**Short task:** Transcribe everything in the data word for word. Pictures are left out.

--- begin ---

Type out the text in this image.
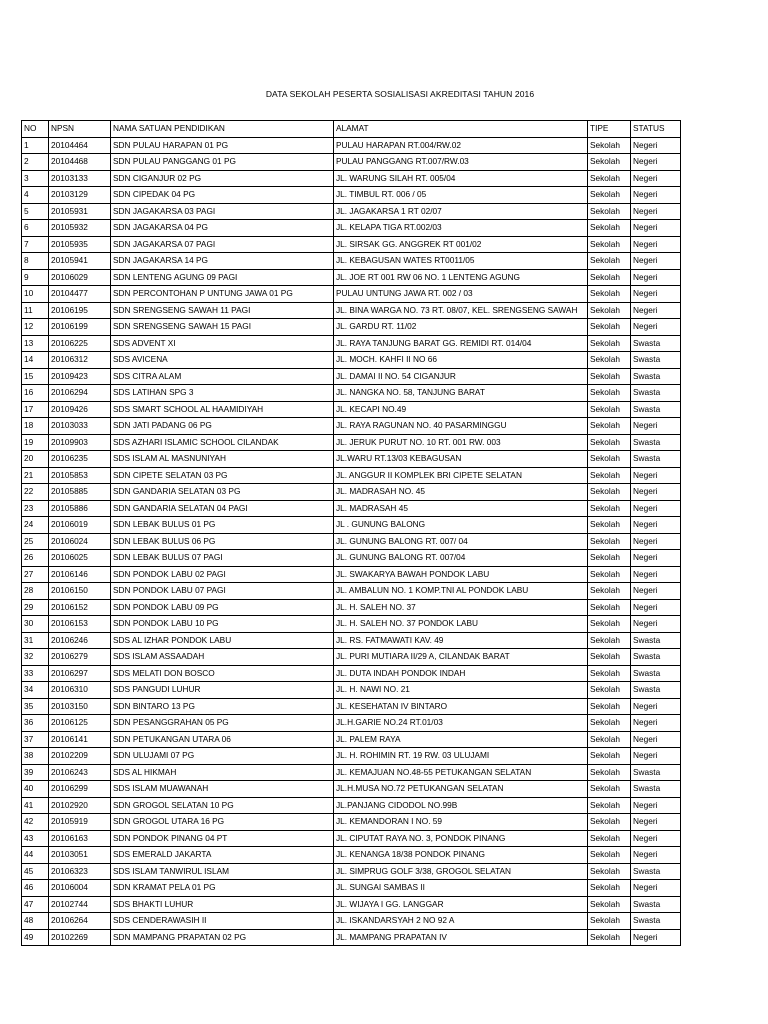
DATA SEKOLAH PESERTA SOSIALISASI AKREDITASI TAHUN 2016
NO	NPSN	NAMA SATUAN PENDIDIKAN	ALAMAT	TIPE	STATUS
1	20104464	SDN PULAU HARAPAN 01 PG	PULAU HARAPAN RT.004/RW.02	Sekolah	Negeri
2	20104468	SDN PULAU PANGGANG 01 PG	PULAU PANGGANG RT.007/RW.03	Sekolah	Negeri
3	20103133	SDN CIGANJUR 02 PG	JL. WARUNG SILAH RT. 005/04	Sekolah	Negeri
4	20103129	SDN CIPEDAK 04 PG	JL. TIMBUL RT. 006 / 05	Sekolah	Negeri
5	20105931	SDN JAGAKARSA 03 PAGI	JL. JAGAKARSA 1 RT 02/07	Sekolah	Negeri
6	20105932	SDN JAGAKARSA 04 PG	JL. KELAPA TIGA RT.002/03	Sekolah	Negeri
7	20105935	SDN JAGAKARSA 07 PAGI	JL. SIRSAK GG. ANGGREK RT 001/02	Sekolah	Negeri
8	20105941	SDN JAGAKARSA 14 PG	JL. KEBAGUSAN WATES RT0011/05	Sekolah	Negeri
9	20106029	SDN LENTENG AGUNG 09 PAGI	JL. JOE RT 001 RW 06 NO. 1 LENTENG AGUNG	Sekolah	Negeri
10	20104477	SDN PERCONTOHAN P UNTUNG JAWA 01 PG	PULAU UNTUNG JAWA RT. 002 / 03	Sekolah	Negeri
11	20106195	SDN SRENGSENG SAWAH 11 PAGI	JL. BINA WARGA NO. 73 RT. 08/07, KEL. SRENGSENG SAWAH	Sekolah	Negeri
12	20106199	SDN SRENGSENG SAWAH 15 PAGI	JL. GARDU RT. 11/02	Sekolah	Negeri
13	20106225	SDS ADVENT XI	JL. RAYA TANJUNG BARAT GG. REMIDI RT. 014/04	Sekolah	Swasta
14	20106312	SDS AVICENA	JL. MOCH. KAHFI II NO 66	Sekolah	Swasta
15	20109423	SDS CITRA ALAM	JL. DAMAI II NO. 54 CIGANJUR	Sekolah	Swasta
16	20106294	SDS LATIHAN SPG 3	JL. NANGKA NO. 58, TANJUNG BARAT	Sekolah	Swasta
17	20109426	SDS SMART SCHOOL AL HAAMIDIYAH	JL. KECAPI NO.49	Sekolah	Swasta
18	20103033	SDN JATI PADANG 06 PG	JL. RAYA RAGUNAN NO. 40 PASARMINGGU	Sekolah	Negeri
19	20109903	SDS AZHARI ISLAMIC SCHOOL CILANDAK	JL. JERUK PURUT NO. 10 RT. 001 RW. 003	Sekolah	Swasta
20	20106235	SDS ISLAM AL MASNUNIYAH	JL.WARU RT.13/03 KEBAGUSAN	Sekolah	Swasta
21	20105853	SDN CIPETE SELATAN 03 PG	JL. ANGGUR II KOMPLEK BRI CIPETE SELATAN	Sekolah	Negeri
22	20105885	SDN GANDARIA SELATAN 03 PG	JL. MADRASAH NO. 45	Sekolah	Negeri
23	20105886	SDN GANDARIA SELATAN 04 PAGI	JL. MADRASAH 45	Sekolah	Negeri
24	20106019	SDN LEBAK BULUS 01 PG	JL . GUNUNG BALONG	Sekolah	Negeri
25	20106024	SDN LEBAK BULUS 06 PG	JL. GUNUNG BALONG RT. 007/ 04	Sekolah	Negeri
26	20106025	SDN LEBAK BULUS 07 PAGI	JL. GUNUNG BALONG RT. 007/04	Sekolah	Negeri
27	20106146	SDN PONDOK LABU 02 PAGI	JL. SWAKARYA BAWAH PONDOK LABU	Sekolah	Negeri
28	20106150	SDN PONDOK LABU 07 PAGI	JL. AMBALUN NO. 1 KOMP.TNI AL PONDOK LABU	Sekolah	Negeri
29	20106152	SDN PONDOK LABU 09 PG	JL. H. SALEH NO. 37	Sekolah	Negeri
30	20106153	SDN PONDOK LABU 10 PG	JL. H. SALEH NO. 37 PONDOK LABU	Sekolah	Negeri
31	20106246	SDS AL IZHAR PONDOK LABU	JL. RS. FATMAWATI KAV. 49	Sekolah	Swasta
32	20106279	SDS ISLAM ASSAADAH	JL. PURI MUTIARA II/29 A, CILANDAK BARAT	Sekolah	Swasta
33	20106297	SDS MELATI DON BOSCO	JL. DUTA INDAH PONDOK INDAH	Sekolah	Swasta
34	20106310	SDS PANGUDI LUHUR	JL. H. NAWI NO. 21	Sekolah	Swasta
35	20103150	SDN BINTARO 13 PG	JL. KESEHATAN IV BINTARO	Sekolah	Negeri
36	20106125	SDN PESANGGRAHAN 05 PG	JL.H.GARIE NO.24 RT.01/03	Sekolah	Negeri
37	20106141	SDN PETUKANGAN UTARA 06	JL. PALEM RAYA	Sekolah	Negeri
38	20102209	SDN ULUJAMI 07 PG	JL. H. ROHIMIN RT. 19 RW. 03 ULUJAMI	Sekolah	Negeri
39	20106243	SDS AL HIKMAH	JL. KEMAJUAN NO.48-55 PETUKANGAN SELATAN	Sekolah	Swasta
40	20106299	SDS ISLAM MUAWANAH	JL.H.MUSA NO.72 PETUKANGAN SELATAN	Sekolah	Swasta
41	20102920	SDN GROGOL SELATAN 10 PG	JL.PANJANG CIDODOL NO.99B	Sekolah	Negeri
42	20105919	SDN GROGOL UTARA 16 PG	JL. KEMANDORAN I NO. 59	Sekolah	Negeri
43	20106163	SDN PONDOK PINANG 04 PT	JL. CIPUTAT RAYA NO. 3, PONDOK PINANG	Sekolah	Negeri
44	20103051	SDS EMERALD JAKARTA	JL. KENANGA 18/38 PONDOK PINANG	Sekolah	Negeri
45	20106323	SDS ISLAM TANWIRUL ISLAM	JL. SIMPRUG GOLF 3/38, GROGOL SELATAN	Sekolah	Swasta
46	20106004	SDN KRAMAT PELA 01 PG	JL. SUNGAI SAMBAS II	Sekolah	Negeri
47	20102744	SDS BHAKTI LUHUR	JL. WIJAYA I GG. LANGGAR	Sekolah	Swasta
48	20106264	SDS CENDERAWASIH II	JL. ISKANDARSYAH 2 NO 92 A	Sekolah	Swasta
49	20102269	SDN MAMPANG PRAPATAN 02 PG	JL. MAMPANG PRAPATAN IV	Sekolah	Negeri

--- end ---

**Task result:**
Type out the text in this image.
DATA SEKOLAH PESERTA SOSIALISASI AKREDITASI TAHUN 2016
NO	NPSN	NAMA SATUAN PENDIDIKAN	ALAMAT	TIPE	STATUS
1	20104464	SDN PULAU HARAPAN 01 PG	PULAU HARAPAN RT.004/RW.02	Sekolah	Negeri
2	20104468	SDN PULAU PANGGANG 01 PG	PULAU PANGGANG RT.007/RW.03	Sekolah	Negeri
3	20103133	SDN CIGANJUR 02 PG	JL. WARUNG SILAH RT. 005/04	Sekolah	Negeri
4	20103129	SDN CIPEDAK 04 PG	JL. TIMBUL RT. 006 / 05	Sekolah	Negeri
5	20105931	SDN JAGAKARSA 03 PAGI	JL. JAGAKARSA 1 RT 02/07	Sekolah	Negeri
6	20105932	SDN JAGAKARSA 04 PG	JL. KELAPA TIGA RT.002/03	Sekolah	Negeri
7	20105935	SDN JAGAKARSA 07 PAGI	JL. SIRSAK GG. ANGGREK RT 001/02	Sekolah	Negeri
8	20105941	SDN JAGAKARSA 14 PG	JL. KEBAGUSAN WATES RT0011/05	Sekolah	Negeri
9	20106029	SDN LENTENG AGUNG 09 PAGI	JL. JOE RT 001 RW 06 NO. 1 LENTENG AGUNG	Sekolah	Negeri
10	20104477	SDN PERCONTOHAN P UNTUNG JAWA 01 PG	PULAU UNTUNG JAWA RT. 002 / 03	Sekolah	Negeri
11	20106195	SDN SRENGSENG SAWAH 11 PAGI	JL. BINA WARGA NO. 73 RT. 08/07, KEL. SRENGSENG SAWAH	Sekolah	Negeri
12	20106199	SDN SRENGSENG SAWAH 15 PAGI	JL. GARDU RT. 11/02	Sekolah	Negeri
13	20106225	SDS ADVENT XI	JL. RAYA TANJUNG BARAT GG. REMIDI RT. 014/04	Sekolah	Swasta
14	20106312	SDS AVICENA	JL. MOCH. KAHFI II NO 66	Sekolah	Swasta
15	20109423	SDS CITRA ALAM	JL. DAMAI II NO. 54 CIGANJUR	Sekolah	Swasta
16	20106294	SDS LATIHAN SPG 3	JL. NANGKA NO. 58, TANJUNG BARAT	Sekolah	Swasta
17	20109426	SDS SMART SCHOOL AL HAAMIDIYAH	JL. KECAPI NO.49	Sekolah	Swasta
18	20103033	SDN JATI PADANG 06 PG	JL. RAYA RAGUNAN NO. 40 PASARMINGGU	Sekolah	Negeri
19	20109903	SDS AZHARI ISLAMIC SCHOOL CILANDAK	JL. JERUK PURUT NO. 10 RT. 001 RW. 003	Sekolah	Swasta
20	20106235	SDS ISLAM AL MASNUNIYAH	JL.WARU RT.13/03 KEBAGUSAN	Sekolah	Swasta
21	20105853	SDN CIPETE SELATAN 03 PG	JL. ANGGUR II KOMPLEK BRI CIPETE SELATAN	Sekolah	Negeri
22	20105885	SDN GANDARIA SELATAN 03 PG	JL. MADRASAH NO. 45	Sekolah	Negeri
23	20105886	SDN GANDARIA SELATAN 04 PAGI	JL. MADRASAH 45	Sekolah	Negeri
24	20106019	SDN LEBAK BULUS 01 PG	JL . GUNUNG BALONG	Sekolah	Negeri
25	20106024	SDN LEBAK BULUS 06 PG	JL. GUNUNG BALONG RT. 007/ 04	Sekolah	Negeri
26	20106025	SDN LEBAK BULUS 07 PAGI	JL. GUNUNG BALONG RT. 007/04	Sekolah	Negeri
27	20106146	SDN PONDOK LABU 02 PAGI	JL. SWAKARYA BAWAH PONDOK LABU	Sekolah	Negeri
28	20106150	SDN PONDOK LABU 07 PAGI	JL. AMBALUN NO. 1 KOMP.TNI AL PONDOK LABU	Sekolah	Negeri
29	20106152	SDN PONDOK LABU 09 PG	JL. H. SALEH NO. 37	Sekolah	Negeri
30	20106153	SDN PONDOK LABU 10 PG	JL. H. SALEH NO. 37 PONDOK LABU	Sekolah	Negeri
31	20106246	SDS AL IZHAR PONDOK LABU	JL. RS. FATMAWATI KAV. 49	Sekolah	Swasta
32	20106279	SDS ISLAM ASSAADAH	JL. PURI MUTIARA II/29 A, CILANDAK BARAT	Sekolah	Swasta
33	20106297	SDS MELATI DON BOSCO	JL. DUTA INDAH PONDOK INDAH	Sekolah	Swasta
34	20106310	SDS PANGUDI LUHUR	JL. H. NAWI NO. 21	Sekolah	Swasta
35	20103150	SDN BINTARO 13 PG	JL. KESEHATAN IV BINTARO	Sekolah	Negeri
36	20106125	SDN PESANGGRAHAN 05 PG	JL.H.GARIE NO.24 RT.01/03	Sekolah	Negeri
37	20106141	SDN PETUKANGAN UTARA 06	JL. PALEM RAYA	Sekolah	Negeri
38	20102209	SDN ULUJAMI 07 PG	JL. H. ROHIMIN RT. 19 RW. 03 ULUJAMI	Sekolah	Negeri
39	20106243	SDS AL HIKMAH	JL. KEMAJUAN NO.48-55 PETUKANGAN SELATAN	Sekolah	Swasta
40	20106299	SDS ISLAM MUAWANAH	JL.H.MUSA NO.72 PETUKANGAN SELATAN	Sekolah	Swasta
41	20102920	SDN GROGOL SELATAN 10 PG	JL.PANJANG CIDODOL NO.99B	Sekolah	Negeri
42	20105919	SDN GROGOL UTARA 16 PG	JL. KEMANDORAN I NO. 59	Sekolah	Negeri
43	20106163	SDN PONDOK PINANG 04 PT	JL. CIPUTAT RAYA NO. 3, PONDOK PINANG	Sekolah	Negeri
44	20103051	SDS EMERALD JAKARTA	JL. KENANGA 18/38 PONDOK PINANG	Sekolah	Negeri
45	20106323	SDS ISLAM TANWIRUL ISLAM	JL. SIMPRUG GOLF 3/38, GROGOL SELATAN	Sekolah	Swasta
46	20106004	SDN KRAMAT PELA 01 PG	JL. SUNGAI SAMBAS II	Sekolah	Negeri
47	20102744	SDS BHAKTI LUHUR	JL. WIJAYA I GG. LANGGAR	Sekolah	Swasta
48	20106264	SDS CENDERAWASIH II	JL. ISKANDARSYAH 2 NO 92 A	Sekolah	Swasta
49	20102269	SDN MAMPANG PRAPATAN 02 PG	JL. MAMPANG PRAPATAN IV	Sekolah	Negeri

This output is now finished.